# Start of Information given
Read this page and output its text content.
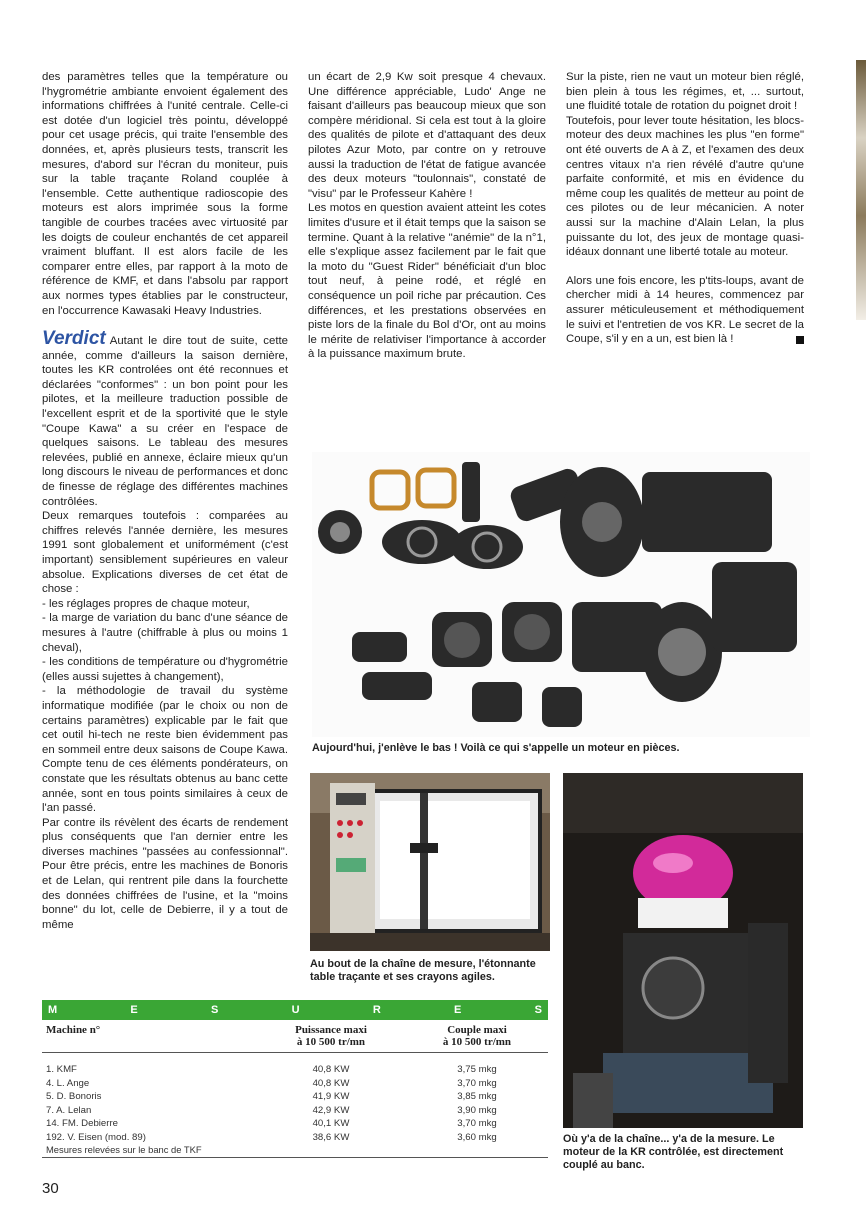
des paramètres telles que la température ou l'hygrométrie ambiante envoient également des informations chiffrées à l'unité centrale. Celle-ci est dotée d'un logiciel très pointu, développé pour cet usage précis, qui traite l'ensemble des données, et, après plusieurs tests, transcrit les mesures, d'abord sur l'écran du moniteur, puis sur la table traçante Roland couplée à l'ensemble. Cette authentique radioscopie des moteurs est alors imprimée sous la forme tangible de courbes tracées avec virtuosité par les doigts de couleur enchantés de cet appareil vraiment bluffant. Il est alors facile de les comparer entre elles, par rapport à la moto de référence de KMF, et dans l'absolu par rapport aux normes types établies par le constructeur, en l'occurrence Kawasaki Heavy Industries.

Verdict Autant le dire tout de suite, cette année, comme d'ailleurs la saison dernière, toutes les KR controlées ont été reconnues et déclarées "conformes" : un bon point pour les pilotes, et la meilleure traduction possible de l'excellent esprit et de la sportivité que le style "Coupe Kawa" a su créer en l'espace de quelques saisons. Le tableau des mesures relevées, publié en annexe, éclaire mieux qu'un long discours le niveau de performances et donc de finesse de réglage des différentes machines contrôlées.

Deux remarques toutefois : comparées au chiffres relevés l'année dernière, les mesures 1991 sont globalement et uniformément (c'est important) sensiblement supérieures en valeur absolue. Explications diverses de cet état de chose :

- les réglages propres de chaque moteur,

- la marge de variation du banc d'une séance de mesures à l'autre (chiffrable à plus ou moins 1 cheval),

- les conditions de température ou d'hygrométrie (elles aussi sujettes à changement),

- la méthodologie de travail du système informatique modifiée (par le choix ou non de certains paramètres) explicable par le fait que cet outil hi-tech ne reste bien évidemment pas en sommeil entre deux saisons de Coupe Kawa. Compte tenu de ces éléments pondérateurs, on constate que les résultats obtenus au banc cette année, sont en tous points similaires à ceux de l'an passé.

Par contre ils révèlent des écarts de rendement plus conséquents que l'an dernier entre les diverses machines "passées au confessionnal". Pour être précis, entre les machines de Bonoris et de Lelan, qui rentrent pile dans la fourchette des données chiffrées de l'usine, et la "moins bonne" du lot, celle de Debierre, il y a tout de même

un écart de 2,9 Kw soit presque 4 chevaux. Une différence appréciable, Ludo' Ange ne faisant d'ailleurs pas beaucoup mieux que son compère méridional. Si cela est tout à la gloire des qualités de pilote et d'attaquant des deux pilotes Azur Moto, par contre on y retrouve aussi la traduction de l'état de fatigue avancée des deux moteurs "toulonnais", constaté de "visu" par le Professeur Kahère !

Les motos en question avaient atteint les cotes limites d'usure et il était temps que la saison se termine. Quant à la relative "anémie" de la n°1, elle s'explique assez facilement par le fait que la moto du "Guest Rider" bénéficiait d'un bloc tout neuf, à peine rodé, et réglé en conséquence un poil riche par précaution. Ces différences, et les prestations observées en piste lors de la finale du Bol d'Or, ont au moins le mérite de relativiser l'importance à accorder à la puissance maximum brute.

Sur la piste, rien ne vaut un moteur bien réglé, bien plein à tous les régimes, et, ... surtout, une fluidité totale de rotation du poignet droit !

Toutefois, pour lever toute hésitation, les blocs-moteur des deux machines les plus "en forme" ont été ouverts de A à Z, et l'examen des deux centres vitaux n'a rien révélé d'autre qu'une parfaite conformité, et mis en évidence du même coup les qualités de metteur au point de ces pilotes ou de leur mécanicien. A noter aussi sur la machine d'Alain Lelan, la plus puissante du lot, des jeux de montage quasi-idéaux donnant une liberté totale au moteur.

Alors une fois encore, les p'tits-loups, avant de chercher midi à 14 heures, commencez par assurer méticuleusement et méthodiquement le suivi et l'entretien de vos KR. Le secret de la Coupe, s'il y en a un, est bien là !

Aujourd'hui, j'enlève le bas ! Voilà ce qui s'appelle un moteur en pièces.
Au bout de la chaîne de mesure, l'étonnante table traçante et ses crayons agiles.
Où y'a de la chaîne... y'a de la mesure. Le moteur de la KR contrôlée, est directement couplé au banc.
M	E	S	U	R	E	S
Machine n°	Puissance maxi
à 10 500 tr/mn
Couple maxi
à 10 500 tr/mn
1. KMF	40,8 KW	3,75 mkg
4. L. Ange	40,8 KW	3,70 mkg
5. D. Bonoris	41,9 KW	3,85 mkg
7. A. Lelan	42,9 KW	3,90 mkg
14. FM. Debierre	40,1 KW	3,70 mkg
192. V. Eisen (mod. 89)	38,6 KW	3,60 mkg
Mesures relevées sur le banc de TKF
30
# End of Information given
• _Exercise directions_
Repeat the records word for word. Any picture in them should be left out.

• _Result_
Read this page and output its text content.
des paramètres telles que la température ou l'hygrométrie ambiante envoient également des informations chiffrées à l'unité centrale. Celle-ci est dotée d'un logiciel très pointu, développé pour cet usage précis, qui traite l'ensemble des données, et, après plusieurs tests, transcrit les mesures, d'abord sur l'écran du moniteur, puis sur la table traçante Roland couplée à l'ensemble. Cette authentique radioscopie des moteurs est alors imprimée sous la forme tangible de courbes tracées avec virtuosité par les doigts de couleur enchantés de cet appareil vraiment bluffant. Il est alors facile de les comparer entre elles, par rapport à la moto de référence de KMF, et dans l'absolu par rapport aux normes types établies par le constructeur, en l'occurrence Kawasaki Heavy Industries.

Verdict Autant le dire tout de suite, cette année, comme d'ailleurs la saison dernière, toutes les KR controlées ont été reconnues et déclarées "conformes" : un bon point pour les pilotes, et la meilleure traduction possible de l'excellent esprit et de la sportivité que le style "Coupe Kawa" a su créer en l'espace de quelques saisons. Le tableau des mesures relevées, publié en annexe, éclaire mieux qu'un long discours le niveau de performances et donc de finesse de réglage des différentes machines contrôlées.

Deux remarques toutefois : comparées au chiffres relevés l'année dernière, les mesures 1991 sont globalement et uniformément (c'est important) sensiblement supérieures en valeur absolue. Explications diverses de cet état de chose :

- les réglages propres de chaque moteur,

- la marge de variation du banc d'une séance de mesures à l'autre (chiffrable à plus ou moins 1 cheval),

- les conditions de température ou d'hygrométrie (elles aussi sujettes à changement),

- la méthodologie de travail du système informatique modifiée (par le choix ou non de certains paramètres) explicable par le fait que cet outil hi-tech ne reste bien évidemment pas en sommeil entre deux saisons de Coupe Kawa. Compte tenu de ces éléments pondérateurs, on constate que les résultats obtenus au banc cette année, sont en tous points similaires à ceux de l'an passé.

Par contre ils révèlent des écarts de rendement plus conséquents que l'an dernier entre les diverses machines "passées au confessionnal". Pour être précis, entre les machines de Bonoris et de Lelan, qui rentrent pile dans la fourchette des données chiffrées de l'usine, et la "moins bonne" du lot, celle de Debierre, il y a tout de même

un écart de 2,9 Kw soit presque 4 chevaux. Une différence appréciable, Ludo' Ange ne faisant d'ailleurs pas beaucoup mieux que son compère méridional. Si cela est tout à la gloire des qualités de pilote et d'attaquant des deux pilotes Azur Moto, par contre on y retrouve aussi la traduction de l'état de fatigue avancée des deux moteurs "toulonnais", constaté de "visu" par le Professeur Kahère !

Les motos en question avaient atteint les cotes limites d'usure et il était temps que la saison se termine. Quant à la relative "anémie" de la n°1, elle s'explique assez facilement par le fait que la moto du "Guest Rider" bénéficiait d'un bloc tout neuf, à peine rodé, et réglé en conséquence un poil riche par précaution. Ces différences, et les prestations observées en piste lors de la finale du Bol d'Or, ont au moins le mérite de relativiser l'importance à accorder à la puissance maximum brute.

Sur la piste, rien ne vaut un moteur bien réglé, bien plein à tous les régimes, et, ... surtout, une fluidité totale de rotation du poignet droit !

Toutefois, pour lever toute hésitation, les blocs-moteur des deux machines les plus "en forme" ont été ouverts de A à Z, et l'examen des deux centres vitaux n'a rien révélé d'autre qu'une parfaite conformité, et mis en évidence du même coup les qualités de metteur au point de ces pilotes ou de leur mécanicien. A noter aussi sur la machine d'Alain Lelan, la plus puissante du lot, des jeux de montage quasi-idéaux donnant une liberté totale au moteur.

Alors une fois encore, les p'tits-loups, avant de chercher midi à 14 heures, commencez par assurer méticuleusement et méthodiquement le suivi et l'entretien de vos KR. Le secret de la Coupe, s'il y en a un, est bien là !

Aujourd'hui, j'enlève le bas ! Voilà ce qui s'appelle un moteur en pièces.
Au bout de la chaîne de mesure, l'étonnante table traçante et ses crayons agiles.
Où y'a de la chaîne... y'a de la mesure. Le moteur de la KR contrôlée, est directement couplé au banc.
M	E	S	U	R	E	S
Machine n°	Puissance maxi
à 10 500 tr/mn
Couple maxi
à 10 500 tr/mn
1. KMF	40,8 KW	3,75 mkg
4. L. Ange	40,8 KW	3,70 mkg
5. D. Bonoris	41,9 KW	3,85 mkg
7. A. Lelan	42,9 KW	3,90 mkg
14. FM. Debierre	40,1 KW	3,70 mkg
192. V. Eisen (mod. 89)	38,6 KW	3,60 mkg
Mesures relevées sur le banc de TKF
30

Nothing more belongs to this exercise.